Turn each line of the records below into a Markdown table with the columns Row and Line, giving each line its own row number and skipping blank lines. Leave the pictures out of the table.
═══ Records supplied
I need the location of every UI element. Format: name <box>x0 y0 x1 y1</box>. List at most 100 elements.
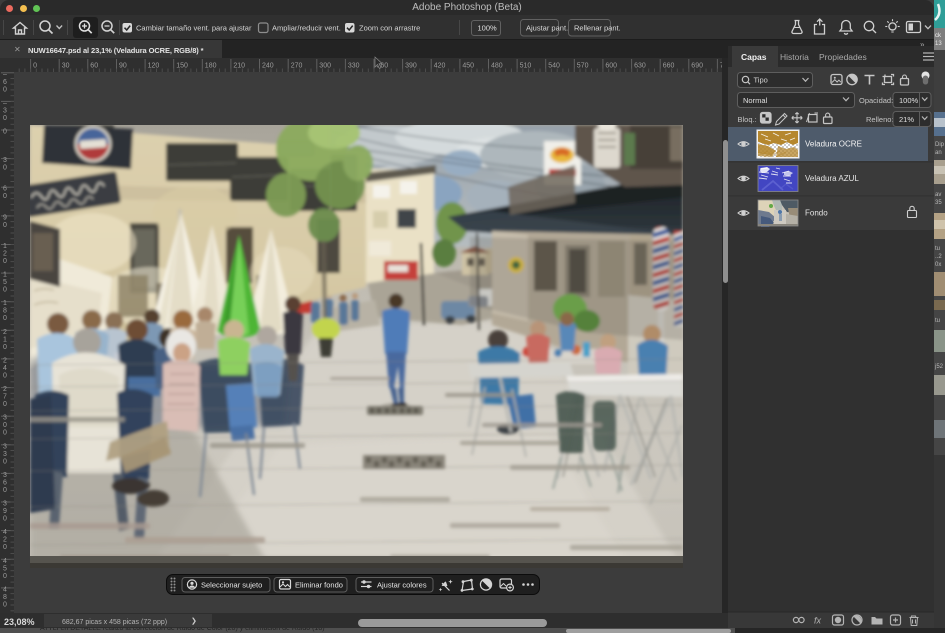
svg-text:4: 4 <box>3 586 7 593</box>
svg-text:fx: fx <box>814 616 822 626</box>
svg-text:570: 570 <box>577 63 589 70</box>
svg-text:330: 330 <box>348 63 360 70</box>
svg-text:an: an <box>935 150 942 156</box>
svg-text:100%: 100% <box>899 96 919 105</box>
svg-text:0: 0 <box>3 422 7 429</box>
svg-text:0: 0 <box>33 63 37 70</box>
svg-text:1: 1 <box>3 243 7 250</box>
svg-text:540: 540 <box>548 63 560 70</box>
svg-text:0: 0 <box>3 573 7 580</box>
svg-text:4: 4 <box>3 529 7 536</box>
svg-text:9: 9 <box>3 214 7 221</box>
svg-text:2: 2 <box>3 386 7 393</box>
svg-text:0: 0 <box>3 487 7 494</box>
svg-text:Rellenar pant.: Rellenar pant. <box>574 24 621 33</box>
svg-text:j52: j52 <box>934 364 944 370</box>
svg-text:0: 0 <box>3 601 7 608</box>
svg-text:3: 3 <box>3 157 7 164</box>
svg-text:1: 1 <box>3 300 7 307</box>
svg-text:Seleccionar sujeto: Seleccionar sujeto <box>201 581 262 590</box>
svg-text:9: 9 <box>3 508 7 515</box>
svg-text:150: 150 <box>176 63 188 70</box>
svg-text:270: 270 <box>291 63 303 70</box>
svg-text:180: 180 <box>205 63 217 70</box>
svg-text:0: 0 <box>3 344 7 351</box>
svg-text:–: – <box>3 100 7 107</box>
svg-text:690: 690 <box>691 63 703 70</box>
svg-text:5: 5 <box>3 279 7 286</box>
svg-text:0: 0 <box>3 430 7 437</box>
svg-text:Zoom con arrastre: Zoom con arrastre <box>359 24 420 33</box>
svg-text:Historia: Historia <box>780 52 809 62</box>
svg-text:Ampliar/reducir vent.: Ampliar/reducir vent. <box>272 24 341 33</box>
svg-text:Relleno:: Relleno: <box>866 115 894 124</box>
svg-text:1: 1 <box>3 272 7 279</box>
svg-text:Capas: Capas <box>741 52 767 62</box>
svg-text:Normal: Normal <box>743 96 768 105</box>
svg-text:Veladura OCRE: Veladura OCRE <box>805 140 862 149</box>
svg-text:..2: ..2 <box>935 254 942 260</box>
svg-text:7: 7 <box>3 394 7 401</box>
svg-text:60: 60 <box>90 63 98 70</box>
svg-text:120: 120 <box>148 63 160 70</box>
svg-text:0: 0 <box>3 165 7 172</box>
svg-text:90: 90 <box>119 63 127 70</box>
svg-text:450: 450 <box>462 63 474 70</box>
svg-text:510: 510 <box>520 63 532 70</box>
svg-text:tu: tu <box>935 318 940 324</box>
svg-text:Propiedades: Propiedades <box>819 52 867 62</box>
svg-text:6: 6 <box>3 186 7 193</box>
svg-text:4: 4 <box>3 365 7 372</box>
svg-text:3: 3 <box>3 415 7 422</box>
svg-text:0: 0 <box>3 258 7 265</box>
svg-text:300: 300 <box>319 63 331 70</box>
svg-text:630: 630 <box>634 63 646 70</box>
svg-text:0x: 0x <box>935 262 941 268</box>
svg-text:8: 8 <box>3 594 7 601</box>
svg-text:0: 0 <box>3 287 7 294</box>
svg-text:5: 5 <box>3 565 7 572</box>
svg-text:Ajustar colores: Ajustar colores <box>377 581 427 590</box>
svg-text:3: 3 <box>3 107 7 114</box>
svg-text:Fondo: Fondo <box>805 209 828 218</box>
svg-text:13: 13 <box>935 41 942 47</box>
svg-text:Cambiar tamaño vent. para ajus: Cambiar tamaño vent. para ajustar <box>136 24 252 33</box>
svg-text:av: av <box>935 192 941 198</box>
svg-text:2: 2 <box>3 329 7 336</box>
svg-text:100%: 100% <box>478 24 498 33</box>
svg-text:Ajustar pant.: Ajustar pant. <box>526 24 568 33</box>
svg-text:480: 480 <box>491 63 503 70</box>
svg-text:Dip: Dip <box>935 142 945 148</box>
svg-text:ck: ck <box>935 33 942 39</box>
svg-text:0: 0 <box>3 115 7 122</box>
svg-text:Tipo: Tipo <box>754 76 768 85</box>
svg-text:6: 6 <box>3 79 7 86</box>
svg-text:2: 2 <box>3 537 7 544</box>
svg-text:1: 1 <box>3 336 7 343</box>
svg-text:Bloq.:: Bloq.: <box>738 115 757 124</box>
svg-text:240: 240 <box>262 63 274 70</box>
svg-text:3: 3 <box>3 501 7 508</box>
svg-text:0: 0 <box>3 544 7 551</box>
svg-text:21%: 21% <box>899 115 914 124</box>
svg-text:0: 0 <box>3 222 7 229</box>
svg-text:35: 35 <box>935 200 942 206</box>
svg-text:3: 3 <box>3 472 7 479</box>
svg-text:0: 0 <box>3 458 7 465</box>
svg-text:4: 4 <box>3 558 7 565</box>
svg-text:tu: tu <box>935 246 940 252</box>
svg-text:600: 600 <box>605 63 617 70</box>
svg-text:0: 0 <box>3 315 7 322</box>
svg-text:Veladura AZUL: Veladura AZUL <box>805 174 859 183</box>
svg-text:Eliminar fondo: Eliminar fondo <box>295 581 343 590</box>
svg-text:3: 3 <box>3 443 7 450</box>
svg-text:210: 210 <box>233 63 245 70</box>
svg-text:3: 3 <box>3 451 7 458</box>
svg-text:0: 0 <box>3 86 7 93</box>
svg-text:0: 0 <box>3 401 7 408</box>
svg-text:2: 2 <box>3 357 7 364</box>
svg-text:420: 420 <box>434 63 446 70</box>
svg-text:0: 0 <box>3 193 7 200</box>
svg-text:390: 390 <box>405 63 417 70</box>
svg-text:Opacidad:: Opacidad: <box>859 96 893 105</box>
══════
▶ **Answer for this exercise**
| Row | Line |
|---|---|
| 1 | I need the location of every UI element. Format: name <box>x0 y0 x1 y1</box>. List at most 100 elements. |
| 2 | svg-text:4: 4 <box>3 586 7 593</box> |
| 3 | svg-text:fx: fx <box>814 616 822 626</box> |
| 4 | svg-text:570: 570 <box>577 63 589 70</box> |
| 5 | svg-text:330: 330 <box>348 63 360 70</box> |
| 6 | svg-text:an: an <box>935 150 942 156</box> |
| 7 | svg-text:100%: 100% <box>899 96 919 105</box> |
| 8 | svg-text:0: 0 <box>3 422 7 429</box> |
| 9 | svg-text:0: 0 <box>33 63 37 70</box> |
| 10 | svg-text:1: 1 <box>3 243 7 250</box> |
| 11 | svg-text:540: 540 <box>548 63 560 70</box> |
| 12 | svg-text:0: 0 <box>3 573 7 580</box> |
| 13 | svg-text:4: 4 <box>3 529 7 536</box> |
| 14 | svg-text:9: 9 <box>3 214 7 221</box> |
| 15 | svg-text:2: 2 <box>3 386 7 393</box> |
| 16 | svg-text:0: 0 <box>3 487 7 494</box> |
| 17 | svg-text:Rellenar pant.: Rellenar pant. <box>574 24 621 33</box> |
| 18 | svg-text:j52: j52 <box>934 364 944 370</box> |
| 19 | svg-text:0: 0 <box>3 601 7 608</box> |
| 20 | svg-text:3: 3 <box>3 157 7 164</box> |
| 21 | svg-text:1: 1 <box>3 300 7 307</box> |
| 22 | svg-text:Seleccionar sujeto: Seleccionar sujeto <box>201 581 262 590</box> |
| 23 | svg-text:9: 9 <box>3 508 7 515</box> |
| 24 | svg-text:150: 150 <box>176 63 188 70</box> |
| 25 | svg-text:270: 270 <box>291 63 303 70</box> |
| 26 | svg-text:180: 180 <box>205 63 217 70</box> |
| 27 | svg-text:0: 0 <box>3 344 7 351</box> |
| 28 | svg-text:–: – <box>3 100 7 107</box> |
| 29 | svg-text:690: 690 <box>691 63 703 70</box> |
| 30 | svg-text:5: 5 <box>3 279 7 286</box> |
| 31 | svg-text:0: 0 <box>3 430 7 437</box> |
| 32 | svg-text:Zoom con arrastre: Zoom con arrastre <box>359 24 420 33</box> |
| 33 | svg-text:Historia: Historia <box>780 52 809 62</box> |
| 34 | svg-text:Ampliar/reducir vent.: Ampliar/reducir vent. <box>272 24 341 33</box> |
| 35 | svg-text:Relleno:: Relleno: <box>866 115 894 124</box> |
| 36 | svg-text:1: 1 <box>3 272 7 279</box> |
| 37 | svg-text:Capas: Capas <box>741 52 767 62</box> |
| 38 | svg-text:Normal: Normal <box>743 96 768 105</box> |
| 39 | svg-text:Veladura OCRE: Veladura OCRE <box>805 140 862 149</box> |
| 40 | svg-text:..2: ..2 <box>935 254 942 260</box> |
| 41 | svg-text:7: 7 <box>3 394 7 401</box> |
| 42 | svg-text:60: 60 <box>90 63 98 70</box> |
| 43 | svg-text:120: 120 <box>148 63 160 70</box> |
| 44 | svg-text:0: 0 <box>3 165 7 172</box> |
| 45 | svg-text:90: 90 <box>119 63 127 70</box> |
| 46 | svg-text:450: 450 <box>462 63 474 70</box> |
| 47 | svg-text:510: 510 <box>520 63 532 70</box> |
| 48 | svg-text:tu: tu <box>935 318 940 324</box> |
| 49 | svg-text:Propiedades: Propiedades <box>819 52 867 62</box> |
| 50 | svg-text:6: 6 <box>3 186 7 193</box> |
| 51 | svg-text:4: 4 <box>3 365 7 372</box> |
| 52 | svg-text:3: 3 <box>3 415 7 422</box> |
| 53 | svg-text:0: 0 <box>3 258 7 265</box> |
| 54 | svg-text:300: 300 <box>319 63 331 70</box> |
| 55 | svg-text:630: 630 <box>634 63 646 70</box> |
| 56 | svg-text:0x: 0x <box>935 262 941 268</box> |
| 57 | svg-text:8: 8 <box>3 594 7 601</box> |
| 58 | svg-text:0: 0 <box>3 287 7 294</box> |
| 59 | svg-text:5: 5 <box>3 565 7 572</box> |
| 60 | svg-text:Ajustar colores: Ajustar colores <box>377 581 427 590</box> |
| 61 | svg-text:3: 3 <box>3 107 7 114</box> |
| 62 | svg-text:Fondo: Fondo <box>805 209 828 218</box> |
| 63 | svg-text:13: 13 <box>935 41 942 47</box> |
| 64 | svg-text:Cambiar tamaño vent. para ajus: Cambiar tamaño vent. para ajustar <box>136 24 252 33</box> |
| 65 | svg-text:av: av <box>935 192 941 198</box> |
| 66 | svg-text:2: 2 <box>3 329 7 336</box> |
| 67 | svg-text:100%: 100% <box>478 24 498 33</box> |
| 68 | svg-text:Ajustar pant.: Ajustar pant. <box>526 24 568 33</box> |
| 69 | svg-text:480: 480 <box>491 63 503 70</box> |
| 70 | svg-text:Dip: Dip <box>935 142 945 148</box> |
| 71 | svg-text:ck: ck <box>935 33 942 39</box> |
| 72 | svg-text:0: 0 <box>3 115 7 122</box> |
| 73 | svg-text:Tipo: Tipo <box>754 76 768 85</box> |
| 74 | svg-text:6: 6 <box>3 79 7 86</box> |
| 75 | svg-text:2: 2 <box>3 537 7 544</box> |
| 76 | svg-text:1: 1 <box>3 336 7 343</box> |
| 77 | svg-text:Bloq.:: Bloq.: <box>738 115 757 124</box> |
| 78 | svg-text:240: 240 <box>262 63 274 70</box> |
| 79 | svg-text:3: 3 <box>3 501 7 508</box> |
| 80 | svg-text:0: 0 <box>3 544 7 551</box> |
| 81 | svg-text:21%: 21% <box>899 115 914 124</box> |
| 82 | svg-text:0: 0 <box>3 222 7 229</box> |
| 83 | svg-text:35: 35 <box>935 200 942 206</box> |
| 84 | svg-text:3: 3 <box>3 472 7 479</box> |
| 85 | svg-text:0: 0 <box>3 458 7 465</box> |
| 86 | svg-text:4: 4 <box>3 558 7 565</box> |
| 87 | svg-text:tu: tu <box>935 246 940 252</box> |
| 88 | svg-text:600: 600 <box>605 63 617 70</box> |
| 89 | svg-text:0: 0 <box>3 315 7 322</box> |
| 90 | svg-text:Veladura AZUL: Veladura AZUL <box>805 174 859 183</box> |
| 91 | svg-text:Eliminar fondo: Eliminar fondo <box>295 581 343 590</box> |
| 92 | svg-text:3: 3 <box>3 443 7 450</box> |
| 93 | svg-text:210: 210 <box>233 63 245 70</box> |
| 94 | svg-text:3: 3 <box>3 451 7 458</box> |
| 95 | svg-text:0: 0 <box>3 86 7 93</box> |
| 96 | svg-text:0: 0 <box>3 401 7 408</box> |
| 97 | svg-text:2: 2 <box>3 357 7 364</box> |
| 98 | svg-text:420: 420 <box>434 63 446 70</box> |
| 99 | svg-text:0: 0 <box>3 193 7 200</box> |
| 100 | svg-text:390: 390 <box>405 63 417 70</box> |
| 101 | svg-text:Opacidad:: Opacidad: <box>859 96 893 105</box> |